Identify the lines holding "累计同比" and copy them.

◆ **Stored records**
* * * * * * *
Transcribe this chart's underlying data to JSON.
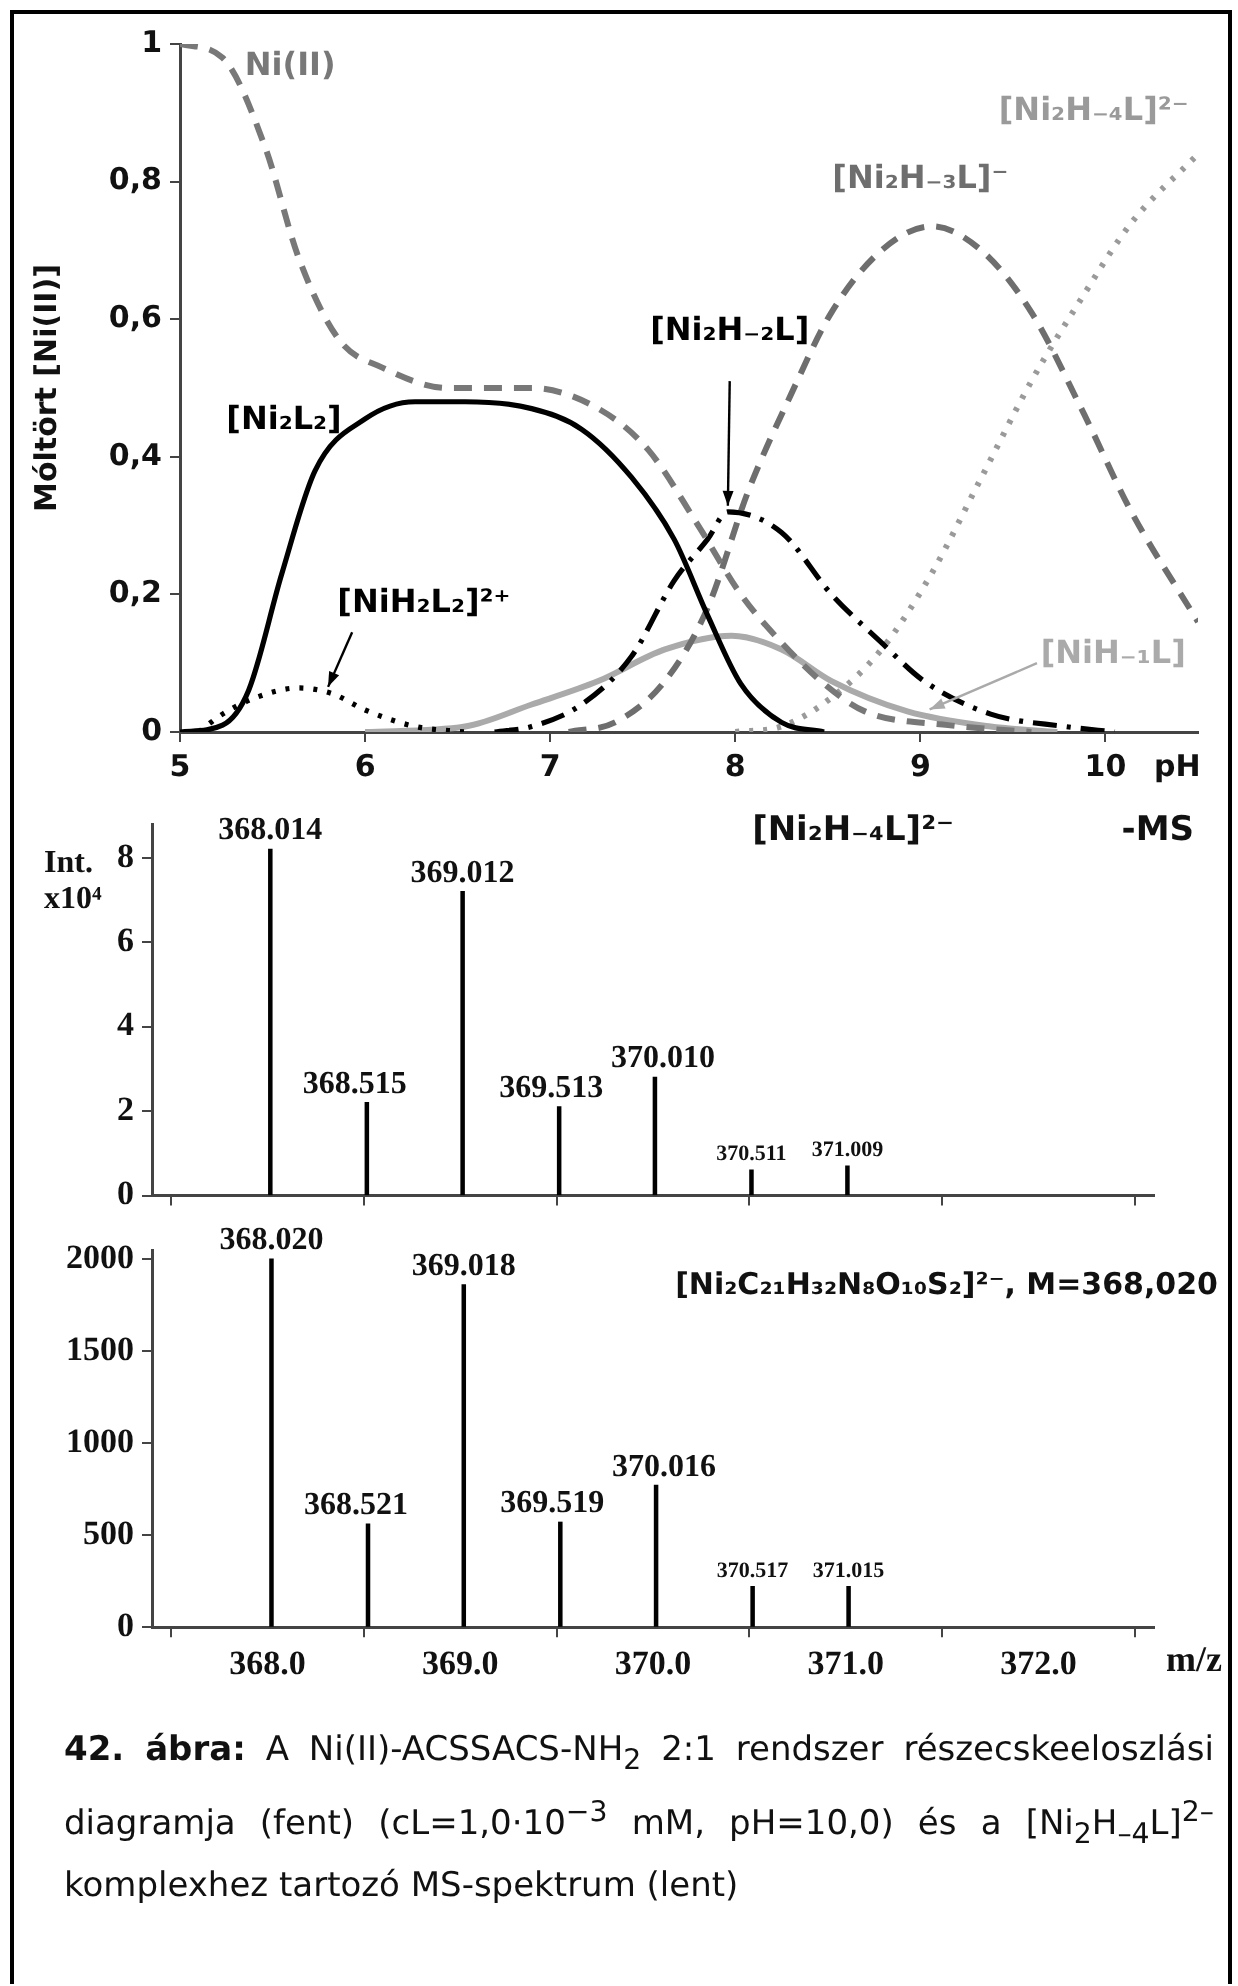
{
  "chart_data": [
    {
      "type": "line",
      "xlabel": "pH",
      "ylabel": "Móltört [Ni(II)]",
      "xlim": [
        5,
        10.5
      ],
      "ylim": [
        0,
        1
      ],
      "xticks": [
        5,
        6,
        7,
        8,
        9,
        10
      ],
      "yticks": [
        0,
        {
          "value": 0.2,
          "label": "0,2"
        },
        {
          "value": 0.4,
          "label": "0,4"
        },
        {
          "value": 0.6,
          "label": "0,6"
        },
        {
          "value": 0.8,
          "label": "0,8"
        },
        1
      ],
      "grid": false,
      "legend": false,
      "marker": "none",
      "series": [
        {
          "name": "Ni(II)",
          "color": "#787878",
          "line_style": "dashed",
          "x": [
            5,
            5.23,
            5.46,
            5.64,
            5.86,
            6.09,
            6.45,
            6.9,
            7.26,
            7.53,
            7.8,
            8.03,
            8.25,
            8.48,
            8.7,
            9.15,
            9.6
          ],
          "values": [
            1,
            0.98,
            0.85,
            0.69,
            0.57,
            0.53,
            0.5,
            0.5,
            0.47,
            0.41,
            0.3,
            0.2,
            0.13,
            0.07,
            0.03,
            0.01,
            0
          ]
        },
        {
          "name": "[Ni₂L₂]",
          "color": "#000000",
          "line_style": "solid",
          "x": [
            5,
            5.23,
            5.37,
            5.55,
            5.73,
            6,
            6.27,
            6.54,
            6.9,
            7.17,
            7.44,
            7.67,
            7.85,
            8.03,
            8.25,
            8.48
          ],
          "values": [
            0,
            0.01,
            0.06,
            0.23,
            0.38,
            0.455,
            0.48,
            0.48,
            0.47,
            0.44,
            0.37,
            0.28,
            0.17,
            0.07,
            0.014,
            0
          ]
        },
        {
          "name": "[NiH₂L₂]²⁺",
          "color": "#000000",
          "line_style": "dotted",
          "x": [
            5.1,
            5.23,
            5.41,
            5.64,
            5.82,
            6,
            6.27,
            6.54
          ],
          "values": [
            0,
            0.026,
            0.05,
            0.064,
            0.056,
            0.032,
            0.008,
            0
          ]
        },
        {
          "name": "[Ni₂H₋₂L]",
          "color": "#000000",
          "line_style": "dashdot",
          "x": [
            6.7,
            6.9,
            7.17,
            7.44,
            7.67,
            7.85,
            7.96,
            8.25,
            8.52,
            8.79,
            9.02,
            9.38,
            9.78,
            10.05
          ],
          "values": [
            0,
            0.008,
            0.04,
            0.11,
            0.22,
            0.28,
            0.32,
            0.29,
            0.2,
            0.13,
            0.074,
            0.026,
            0.008,
            0
          ]
        },
        {
          "name": "[Ni₂H₋₃L]⁻",
          "color": "#6e6e6e",
          "line_style": "dashed",
          "x": [
            7.1,
            7.35,
            7.62,
            7.85,
            8.07,
            8.3,
            8.52,
            8.79,
            9.06,
            9.33,
            9.6,
            9.87,
            10.14,
            10.5
          ],
          "values": [
            0,
            0.014,
            0.074,
            0.18,
            0.35,
            0.49,
            0.61,
            0.7,
            0.735,
            0.7,
            0.61,
            0.47,
            0.32,
            0.16
          ]
        },
        {
          "name": "[Ni₂H₋₄L]²⁻",
          "color": "#9a9a9a",
          "line_style": "dotted",
          "x": [
            8,
            8.25,
            8.52,
            8.79,
            9.06,
            9.33,
            9.6,
            9.87,
            10.14,
            10.5
          ],
          "values": [
            0,
            0.008,
            0.05,
            0.12,
            0.23,
            0.37,
            0.51,
            0.63,
            0.74,
            0.84
          ]
        },
        {
          "name": "[NiH₋₁L]",
          "color": "#aaaaaa",
          "line_style": "solid",
          "x": [
            6,
            6.54,
            6.9,
            7.26,
            7.62,
            7.98,
            8.25,
            8.52,
            8.93,
            9.38,
            9.74
          ],
          "values": [
            0,
            0.008,
            0.04,
            0.074,
            0.12,
            0.14,
            0.12,
            0.074,
            0.03,
            0.008,
            0
          ]
        }
      ]
    },
    {
      "type": "bar",
      "ylabel": "Int. x10⁴",
      "xlim": [
        367.4,
        372.6
      ],
      "ylim": [
        0,
        8.8
      ],
      "tick_labels": "y",
      "xticks": [
        {
          "value": 368,
          "label": null
        },
        {
          "value": 369,
          "label": null
        },
        {
          "value": 370,
          "label": null
        },
        {
          "value": 371,
          "label": null
        },
        {
          "value": 372,
          "label": null
        }
      ],
      "yticks": [
        0,
        2,
        4,
        6,
        8
      ],
      "grid": false,
      "legend": false,
      "color": "#000000",
      "x": [
        368.014,
        368.515,
        369.012,
        369.513,
        370.01,
        370.511,
        371.009
      ],
      "values": [
        8.2,
        2.2,
        7.2,
        2.1,
        2.8,
        0.6,
        0.7
      ],
      "annotations": [
        "[Ni₂H₋₄L]²⁻",
        "-MS",
        {
          "text": "368.014",
          "x": 368.014,
          "y": 8.2
        },
        {
          "text": "368.515",
          "x": 368.515,
          "y": 2.2
        },
        {
          "text": "369.012",
          "x": 369.012,
          "y": 7.2
        },
        {
          "text": "369.513",
          "x": 369.513,
          "y": 2.1
        },
        {
          "text": "370.010",
          "x": 370.01,
          "y": 2.8
        },
        {
          "text": "370.511",
          "x": 370.511,
          "y": 0.6
        },
        {
          "text": "371.009",
          "x": 371.009,
          "y": 0.7
        }
      ]
    },
    {
      "type": "bar",
      "xlabel": "m/z",
      "xlim": [
        367.4,
        372.6
      ],
      "ylim": [
        0,
        2050
      ],
      "xticks": [
        {
          "value": 368,
          "label": "368.0"
        },
        {
          "value": 369,
          "label": "369.0"
        },
        {
          "value": 370,
          "label": "370.0"
        },
        {
          "value": 371,
          "label": "371.0"
        },
        {
          "value": 372,
          "label": "372.0"
        }
      ],
      "yticks": [
        0,
        500,
        1000,
        1500,
        2000
      ],
      "grid": false,
      "legend": false,
      "color": "#000000",
      "x": [
        368.02,
        368.521,
        369.018,
        369.519,
        370.016,
        370.517,
        371.015
      ],
      "values": [
        2000,
        560,
        1860,
        570,
        770,
        220,
        220
      ],
      "annotations": [
        "[Ni₂C₂₁H₃₂N₈O₁₀S₂]²⁻, M=368,020",
        "42. ábra:",
        "A Ni(II)-ACSSACS-NH$_{2}$ 2:1 rendszer részecskeeloszlási diagramja (fent) (cL=1,0·10$^{−3}$ mM, pH=10,0) és a [Ni$_{2}$H$_{–4}$L]$^{2–}$ komplexhez tartozó MS-spektrum (lent)",
        {
          "text": "368.020",
          "x": 368.02,
          "y": 2000
        },
        {
          "text": "368.521",
          "x": 368.521,
          "y": 560
        },
        {
          "text": "369.018",
          "x": 369.018,
          "y": 1860
        },
        {
          "text": "369.519",
          "x": 369.519,
          "y": 570
        },
        {
          "text": "370.016",
          "x": 370.016,
          "y": 770
        },
        {
          "text": "370.517",
          "x": 370.517,
          "y": 220
        },
        {
          "text": "371.015",
          "x": 371.015,
          "y": 220
        }
      ]
    }
  ]
}
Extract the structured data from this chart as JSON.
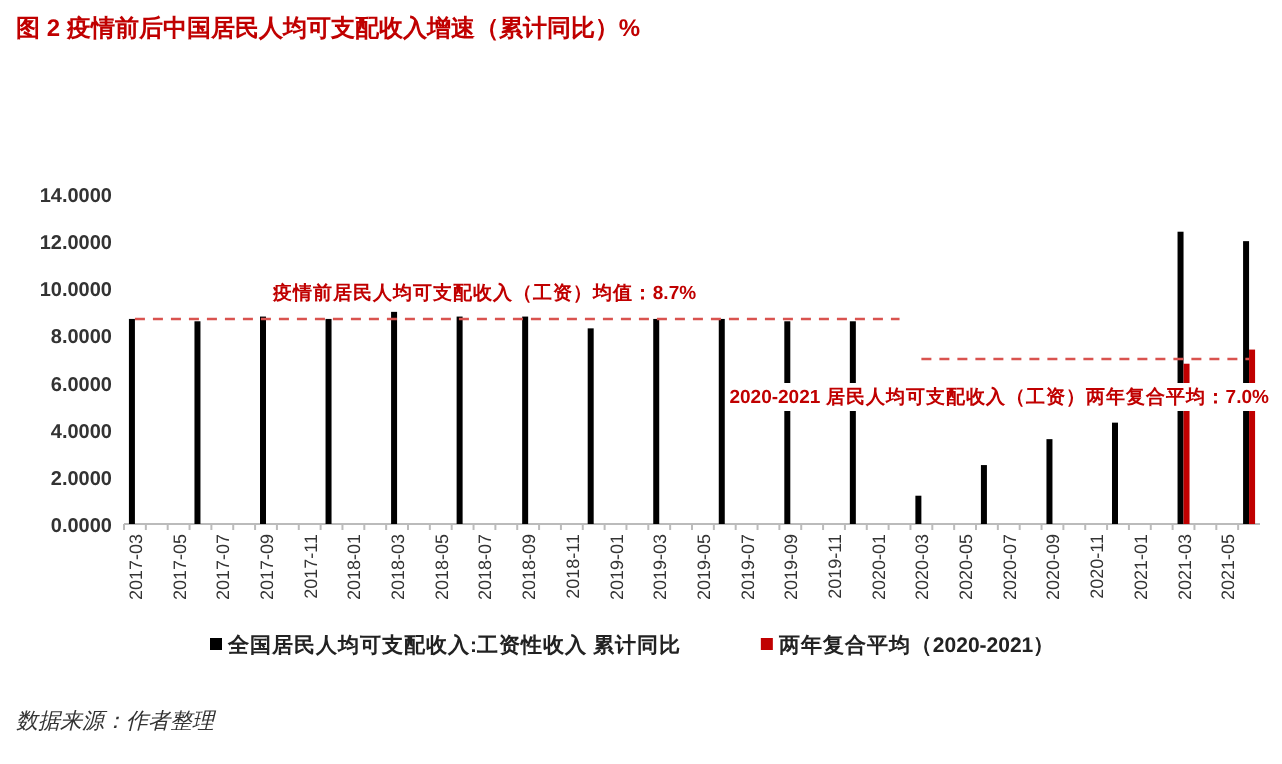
{
  "chart_data": {
    "type": "bar",
    "title": "图 2 疫情前后中国居民人均可支配收入增速（累计同比）%",
    "categories": [
      "2017-03",
      null,
      "2017-05",
      null,
      "2017-07",
      null,
      "2017-09",
      null,
      "2017-11",
      null,
      "2018-01",
      null,
      "2018-03",
      null,
      "2018-05",
      null,
      "2018-07",
      null,
      "2018-09",
      null,
      "2018-11",
      null,
      "2019-01",
      null,
      "2019-03",
      null,
      "2019-05",
      null,
      "2019-07",
      null,
      "2019-09",
      null,
      "2019-11",
      null,
      "2020-01",
      null,
      "2020-03",
      null,
      "2020-05",
      null,
      "2020-07",
      null,
      "2020-09",
      null,
      "2020-11",
      null,
      "2021-01",
      null,
      "2021-03",
      null,
      "2021-05",
      null
    ],
    "series": [
      {
        "name": "全国居民人均可支配收入:工资性收入 累计同比",
        "color": "#000000",
        "values": [
          8.7,
          null,
          null,
          8.6,
          null,
          null,
          8.8,
          null,
          null,
          8.7,
          null,
          null,
          9.0,
          null,
          null,
          8.8,
          null,
          null,
          8.8,
          null,
          null,
          8.3,
          null,
          null,
          8.7,
          null,
          null,
          8.7,
          null,
          null,
          8.6,
          null,
          null,
          8.6,
          null,
          null,
          1.2,
          null,
          null,
          2.5,
          null,
          null,
          3.6,
          null,
          null,
          4.3,
          null,
          null,
          12.4,
          null,
          null,
          12.0
        ]
      },
      {
        "name": "两年复合平均（2020-2021）",
        "color": "#c00000",
        "values": [
          null,
          null,
          null,
          null,
          null,
          null,
          null,
          null,
          null,
          null,
          null,
          null,
          null,
          null,
          null,
          null,
          null,
          null,
          null,
          null,
          null,
          null,
          null,
          null,
          null,
          null,
          null,
          null,
          null,
          null,
          null,
          null,
          null,
          null,
          null,
          null,
          null,
          null,
          null,
          null,
          null,
          null,
          null,
          null,
          null,
          null,
          null,
          null,
          6.8,
          null,
          null,
          7.4
        ]
      },
      {
        "type": "line",
        "line_style": "dashed",
        "color": "#d9534f",
        "values": [
          8.7,
          8.7,
          8.7,
          8.7,
          8.7,
          8.7,
          8.7,
          8.7,
          8.7,
          8.7,
          8.7,
          8.7,
          8.7,
          8.7,
          8.7,
          8.7,
          8.7,
          8.7,
          8.7,
          8.7,
          8.7,
          8.7,
          8.7,
          8.7,
          8.7,
          8.7,
          8.7,
          8.7,
          8.7,
          8.7,
          8.7,
          8.7,
          8.7,
          8.7,
          8.7,
          8.7,
          null,
          null,
          null,
          null,
          null,
          null,
          null,
          null,
          null,
          null,
          null,
          null,
          null,
          null,
          null,
          null
        ]
      },
      {
        "type": "line",
        "line_style": "dashed",
        "color": "#d9534f",
        "values": [
          null,
          null,
          null,
          null,
          null,
          null,
          null,
          null,
          null,
          null,
          null,
          null,
          null,
          null,
          null,
          null,
          null,
          null,
          null,
          null,
          null,
          null,
          null,
          null,
          null,
          null,
          null,
          null,
          null,
          null,
          null,
          null,
          null,
          null,
          null,
          null,
          7.0,
          7.0,
          7.0,
          7.0,
          7.0,
          7.0,
          7.0,
          7.0,
          7.0,
          7.0,
          7.0,
          7.0,
          7.0,
          7.0,
          7.0,
          7.0
        ]
      }
    ],
    "ylim": [
      0,
      14
    ],
    "yticks": [
      {
        "value": 0,
        "label": "0.0000"
      },
      {
        "value": 2,
        "label": "2.0000"
      },
      {
        "value": 4,
        "label": "4.0000"
      },
      {
        "value": 6,
        "label": "6.0000"
      },
      {
        "value": 8,
        "label": "8.0000"
      },
      {
        "value": 10,
        "label": "10.0000"
      },
      {
        "value": 12,
        "label": "12.0000"
      },
      {
        "value": 14,
        "label": "14.0000"
      }
    ],
    "legend": "bottom",
    "annotations": [
      {
        "text": "疫情前居民人均可支配收入（工资）均值：8.7%",
        "x": "2018-07",
        "y": 8.7
      },
      {
        "text": "2020-2021 居民人均可支配收入（工资）两年复合平均：7.0%",
        "x": "2020-07",
        "y": 7.0
      },
      "数据来源：作者整理"
    ]
  }
}
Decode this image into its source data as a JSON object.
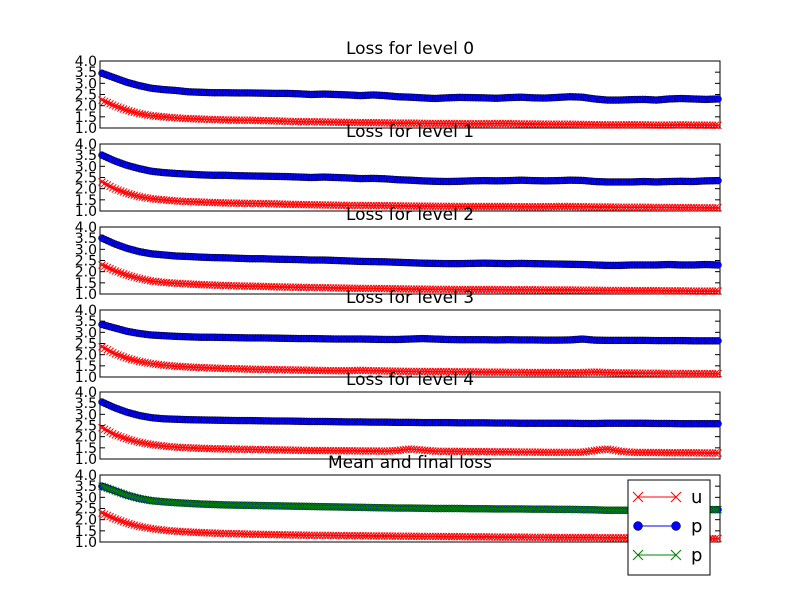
* * * * * * *
◆ **Exercise response**
    "title": "图 2 疫情前后中国居民人均可支配收入增速（累计同比）%",
        "name": "全国居民人均可支配收入:工资性收入 累计同比",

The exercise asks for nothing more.